# Given task
Repeat, exactly and completely, the material that follows. Omit the pictures.

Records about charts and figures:

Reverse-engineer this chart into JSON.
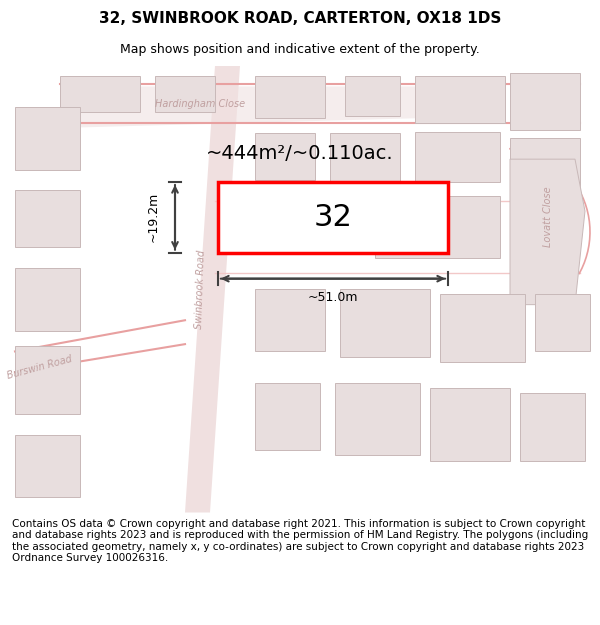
{
  "title": "32, SWINBROOK ROAD, CARTERTON, OX18 1DS",
  "subtitle": "Map shows position and indicative extent of the property.",
  "area_label": "~444m²/~0.110ac.",
  "width_label": "~51.0m",
  "height_label": "~19.2m",
  "number_label": "32",
  "footer": "Contains OS data © Crown copyright and database right 2021. This information is subject to Crown copyright and database rights 2023 and is reproduced with the permission of HM Land Registry. The polygons (including the associated geometry, namely x, y co-ordinates) are subject to Crown copyright and database rights 2023 Ordnance Survey 100026316.",
  "bg_color": "#f5f0f0",
  "map_bg": "#ffffff",
  "road_color_main": "#e8a0a0",
  "road_color_light": "#f0c0c0",
  "building_fill": "#e8e0e0",
  "building_stroke": "#c8b8b8",
  "highlight_fill": "#ffffff",
  "highlight_stroke": "#ff0000",
  "title_fontsize": 11,
  "subtitle_fontsize": 9,
  "footer_fontsize": 7.5,
  "label_fontsize": 14,
  "number_fontsize": 22,
  "measurement_fontsize": 9
}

# Expected answer
Reverse-engineer this chart into JSON.
{
  "title": "32, SWINBROOK ROAD, CARTERTON, OX18 1DS",
  "subtitle": "Map shows position and indicative extent of the property.",
  "area_label": "~444m²/~0.110ac.",
  "width_label": "~51.0m",
  "height_label": "~19.2m",
  "number_label": "32",
  "footer": "Contains OS data © Crown copyright and database right 2021. This information is subject to Crown copyright and database rights 2023 and is reproduced with the permission of HM Land Registry. The polygons (including the associated geometry, namely x, y co-ordinates) are subject to Crown copyright and database rights 2023 Ordnance Survey 100026316.",
  "bg_color": "#f5f0f0",
  "map_bg": "#ffffff",
  "road_color_main": "#e8a0a0",
  "road_color_light": "#f0c0c0",
  "building_fill": "#e8e0e0",
  "building_stroke": "#c8b8b8",
  "highlight_fill": "#ffffff",
  "highlight_stroke": "#ff0000",
  "title_fontsize": 11,
  "subtitle_fontsize": 9,
  "footer_fontsize": 7.5,
  "label_fontsize": 14,
  "number_fontsize": 22,
  "measurement_fontsize": 9
}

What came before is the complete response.